*EXERCISE AIM*: Print every entry word for word, but omit the pictures.

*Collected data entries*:

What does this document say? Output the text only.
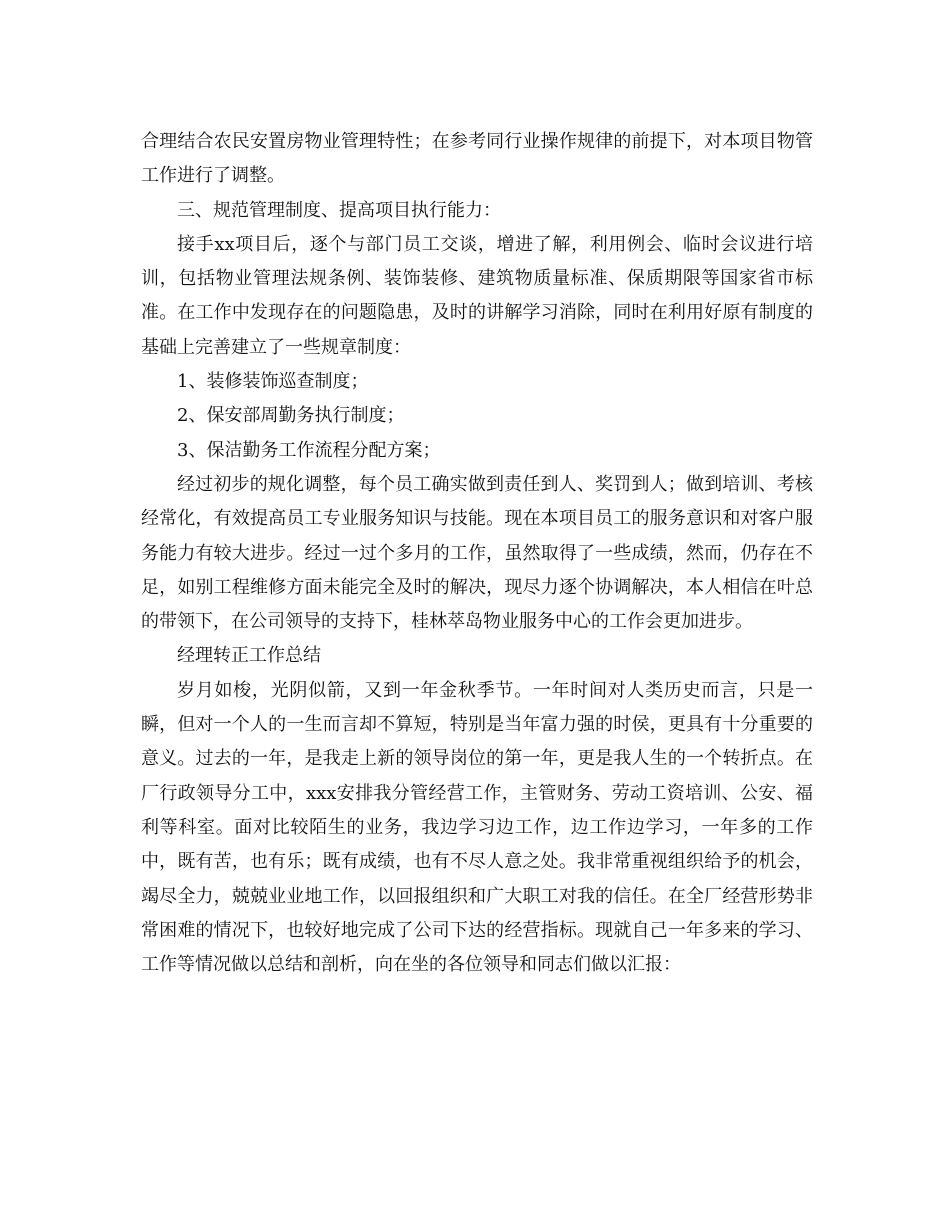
合理结合农民安置房物业管理特性；在参考同行业操作规律的前提下，对本项目物管工作进行了调整。

三、规范管理制度、提高项目执行能力：

接手xx项目后，逐个与部门员工交谈，增进了解，利用例会、临时会议进行培训，包括物业管理法规条例、装饰装修、建筑物质量标准、保质期限等国家省市标准。在工作中发现存在的问题隐患，及时的讲解学习消除，同时在利用好原有制度的基础上完善建立了一些规章制度：

1、装修装饰巡查制度；

2、保安部周勤务执行制度；

3、保洁勤务工作流程分配方案；

经过初步的规化调整，每个员工确实做到责任到人、奖罚到人；做到培训、考核经常化，有效提高员工专业服务知识与技能。现在本项目员工的服务意识和对客户服务能力有较大进步。经过一过个多月的工作，虽然取得了一些成绩，然而，仍存在不足，如别工程维修方面未能完全及时的解决，现尽力逐个协调解决，本人相信在叶总的带领下，在公司领导的支持下，桂林萃岛物业服务中心的工作会更加进步。

经理转正工作总结

岁月如梭，光阴似箭，又到一年金秋季节。一年时间对人类历史而言，只是一瞬，但对一个人的一生而言却不算短，特别是当年富力强的时侯，更具有十分重要的意义。过去的一年，是我走上新的领导岗位的第一年，更是我人生的一个转折点。在厂行政领导分工中，xxx安排我分管经营工作，主管财务、劳动工资培训、公安、福利等科室。面对比较陌生的业务，我边学习边工作，边工作边学习，一年多的工作中，既有苦，也有乐；既有成绩，也有不尽人意之处。我非常重视组织给予的机会，竭尽全力，兢兢业业地工作，以回报组织和广大职工对我的信任。在全厂经营形势非常困难的情况下，也较好地完成了公司下达的经营指标。现就自己一年多来的学习、工作等情况做以总结和剖析，向在坐的各位领导和同志们做以汇报：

*EXERCISE ANSWER*:
What does this document say? Output the text only.
合理结合农民安置房物业管理特性；在参考同行业操作规律的前提下，对本项目物管工作进行了调整。

三、规范管理制度、提高项目执行能力：

接手xx项目后，逐个与部门员工交谈，增进了解，利用例会、临时会议进行培训，包括物业管理法规条例、装饰装修、建筑物质量标准、保质期限等国家省市标准。在工作中发现存在的问题隐患，及时的讲解学习消除，同时在利用好原有制度的基础上完善建立了一些规章制度：

1、装修装饰巡查制度；

2、保安部周勤务执行制度；

3、保洁勤务工作流程分配方案；

经过初步的规化调整，每个员工确实做到责任到人、奖罚到人；做到培训、考核经常化，有效提高员工专业服务知识与技能。现在本项目员工的服务意识和对客户服务能力有较大进步。经过一过个多月的工作，虽然取得了一些成绩，然而，仍存在不足，如别工程维修方面未能完全及时的解决，现尽力逐个协调解决，本人相信在叶总的带领下，在公司领导的支持下，桂林萃岛物业服务中心的工作会更加进步。

经理转正工作总结

岁月如梭，光阴似箭，又到一年金秋季节。一年时间对人类历史而言，只是一瞬，但对一个人的一生而言却不算短，特别是当年富力强的时侯，更具有十分重要的意义。过去的一年，是我走上新的领导岗位的第一年，更是我人生的一个转折点。在厂行政领导分工中，xxx安排我分管经营工作，主管财务、劳动工资培训、公安、福利等科室。面对比较陌生的业务，我边学习边工作，边工作边学习，一年多的工作中，既有苦，也有乐；既有成绩，也有不尽人意之处。我非常重视组织给予的机会，竭尽全力，兢兢业业地工作，以回报组织和广大职工对我的信任。在全厂经营形势非常困难的情况下，也较好地完成了公司下达的经营指标。现就自己一年多来的学习、工作等情况做以总结和剖析，向在坐的各位领导和同志们做以汇报：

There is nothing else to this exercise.